-- begin --

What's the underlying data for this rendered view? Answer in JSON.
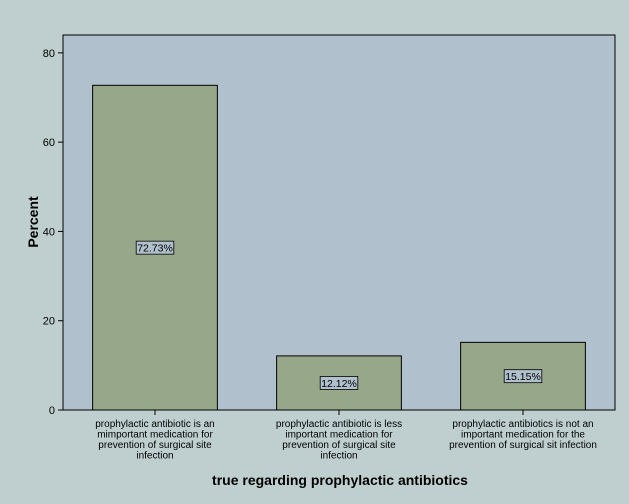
{
  "chart_data": {
    "type": "bar",
    "xlabel": "true regarding prophylactic antibiotics",
    "ylabel": "Percent",
    "ylim": [
      0,
      84
    ],
    "yticks": [
      0,
      20,
      40,
      60,
      80
    ],
    "grid": false,
    "categories": [
      [
        "prophylactic antibiotic is an",
        "mimportant medication for",
        "prevention of surgical site",
        "infection"
      ],
      [
        "prophylactic antibiotic is less",
        "important medication for",
        "prevention of surgical site",
        "infection"
      ],
      [
        "prophylactic antibiotics is not an",
        "important medication for the",
        "prevention of surgical sit infection"
      ]
    ],
    "values": [
      72.73,
      12.12,
      15.15
    ],
    "data_labels": [
      "72.73%",
      "12.12%",
      "15.15%"
    ],
    "colors": {
      "background": "#bfcfcf",
      "plot_area": "#b0c0cc",
      "bar": "#97a789",
      "label_box": "#b0c0cc"
    }
  }
}
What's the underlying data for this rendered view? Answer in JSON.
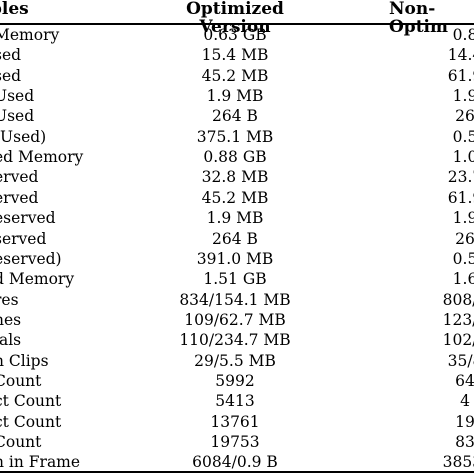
{
  "header": {
    "variables": "bles",
    "optimized": "Optimized Version",
    "non_optimized": "Non-Optim"
  },
  "rows": [
    {
      "variable": "Memory",
      "optimized": "0.63 GB",
      "non_optimized": "0.8"
    },
    {
      "variable": "sed",
      "optimized": "15.4 MB",
      "non_optimized": "14.4"
    },
    {
      "variable": "sed",
      "optimized": "45.2 MB",
      "non_optimized": "61.9"
    },
    {
      "variable": "Used",
      "optimized": "1.9 MB",
      "non_optimized": "1.9"
    },
    {
      "variable": "Used",
      "optimized": "264 B",
      "non_optimized": "26"
    },
    {
      "variable": "(Used)",
      "optimized": "375.1 MB",
      "non_optimized": "0.5"
    },
    {
      "variable": "ed Memory",
      "optimized": "0.88 GB",
      "non_optimized": "1.0"
    },
    {
      "variable": "erved",
      "optimized": "32.8 MB",
      "non_optimized": "23.7"
    },
    {
      "variable": "erved",
      "optimized": "45.2 MB",
      "non_optimized": "61.9"
    },
    {
      "variable": "eserved",
      "optimized": "1.9 MB",
      "non_optimized": "1.9"
    },
    {
      "variable": "served",
      "optimized": "264 B",
      "non_optimized": "26"
    },
    {
      "variable": "eserved)",
      "optimized": "391.0 MB",
      "non_optimized": "0.5"
    },
    {
      "variable": "d Memory",
      "optimized": "1.51 GB",
      "non_optimized": "1.6"
    },
    {
      "variable": "res",
      "optimized": "834/154.1 MB",
      "non_optimized": "808/1"
    },
    {
      "variable": "nes",
      "optimized": "109/62.7 MB",
      "non_optimized": "123/1"
    },
    {
      "variable": "ials",
      "optimized": "110/234.7 MB",
      "non_optimized": "102/2"
    },
    {
      "variable": "n Clips",
      "optimized": "29/5.5 MB",
      "non_optimized": "35/8"
    },
    {
      "variable": "Count",
      "optimized": "5992",
      "non_optimized": "64"
    },
    {
      "variable": "ct Count",
      "optimized": "5413",
      "non_optimized": "4"
    },
    {
      "variable": "ct Count",
      "optimized": "13761",
      "non_optimized": "19"
    },
    {
      "variable": "Count",
      "optimized": "19753",
      "non_optimized": "83"
    },
    {
      "variable": "n in Frame",
      "optimized": "6084/0.9 B",
      "non_optimized": "3853/"
    }
  ]
}
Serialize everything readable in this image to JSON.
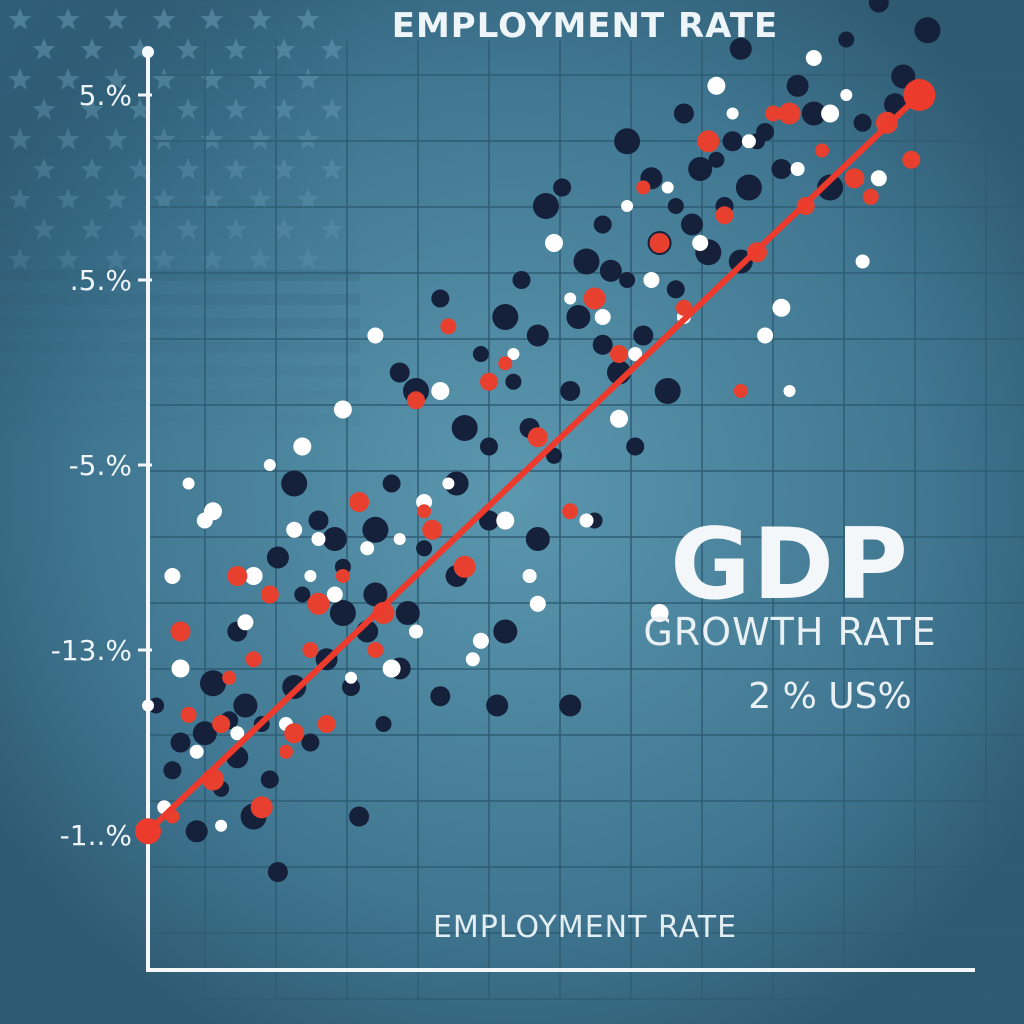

-- end --

» Problem statement
Pictures stay out of the copy; please restate every record above exactly.

» Solution to this exercise
What's the underlying data for this rendered view? Answer in JSON.
{
  "chart_data": {
    "type": "bar",
    "xlabel": "true regarding prophylactic antibiotics",
    "ylabel": "Percent",
    "ylim": [
      0,
      84
    ],
    "yticks": [
      0,
      20,
      40,
      60,
      80
    ],
    "grid": false,
    "categories": [
      [
        "prophylactic antibiotic is an",
        "mimportant medication for",
        "prevention of surgical site",
        "infection"
      ],
      [
        "prophylactic antibiotic is less",
        "important medication for",
        "prevention of surgical site",
        "infection"
      ],
      [
        "prophylactic antibiotics is not an",
        "important medication for the",
        "prevention of surgical sit infection"
      ]
    ],
    "values": [
      72.73,
      12.12,
      15.15
    ],
    "data_labels": [
      "72.73%",
      "12.12%",
      "15.15%"
    ],
    "colors": {
      "background": "#bfcfcf",
      "plot_area": "#b0c0cc",
      "bar": "#97a789",
      "label_box": "#b0c0cc"
    }
  }
}
What's the underlying data for this rendered view? Answer in JSON.
{
  "header": {
    "variables": "bles",
    "optimized": "Optimized Version",
    "non_optimized": "Non-Optim"
  },
  "rows": [
    {
      "variable": "Memory",
      "optimized": "0.63 GB",
      "non_optimized": "0.8"
    },
    {
      "variable": "sed",
      "optimized": "15.4 MB",
      "non_optimized": "14.4"
    },
    {
      "variable": "sed",
      "optimized": "45.2 MB",
      "non_optimized": "61.9"
    },
    {
      "variable": "Used",
      "optimized": "1.9 MB",
      "non_optimized": "1.9"
    },
    {
      "variable": "Used",
      "optimized": "264 B",
      "non_optimized": "26"
    },
    {
      "variable": "(Used)",
      "optimized": "375.1 MB",
      "non_optimized": "0.5"
    },
    {
      "variable": "ed Memory",
      "optimized": "0.88 GB",
      "non_optimized": "1.0"
    },
    {
      "variable": "erved",
      "optimized": "32.8 MB",
      "non_optimized": "23.7"
    },
    {
      "variable": "erved",
      "optimized": "45.2 MB",
      "non_optimized": "61.9"
    },
    {
      "variable": "eserved",
      "optimized": "1.9 MB",
      "non_optimized": "1.9"
    },
    {
      "variable": "served",
      "optimized": "264 B",
      "non_optimized": "26"
    },
    {
      "variable": "eserved)",
      "optimized": "391.0 MB",
      "non_optimized": "0.5"
    },
    {
      "variable": "d Memory",
      "optimized": "1.51 GB",
      "non_optimized": "1.6"
    },
    {
      "variable": "res",
      "optimized": "834/154.1 MB",
      "non_optimized": "808/1"
    },
    {
      "variable": "nes",
      "optimized": "109/62.7 MB",
      "non_optimized": "123/1"
    },
    {
      "variable": "ials",
      "optimized": "110/234.7 MB",
      "non_optimized": "102/2"
    },
    {
      "variable": "n Clips",
      "optimized": "29/5.5 MB",
      "non_optimized": "35/8"
    },
    {
      "variable": "Count",
      "optimized": "5992",
      "non_optimized": "64"
    },
    {
      "variable": "ct Count",
      "optimized": "5413",
      "non_optimized": "4"
    },
    {
      "variable": "ct Count",
      "optimized": "13761",
      "non_optimized": "19"
    },
    {
      "variable": "Count",
      "optimized": "19753",
      "non_optimized": "83"
    },
    {
      "variable": "n in Frame",
      "optimized": "6084/0.9 B",
      "non_optimized": "3853/"
    }
  ]
}
Serialize everything readable in this image to JSON.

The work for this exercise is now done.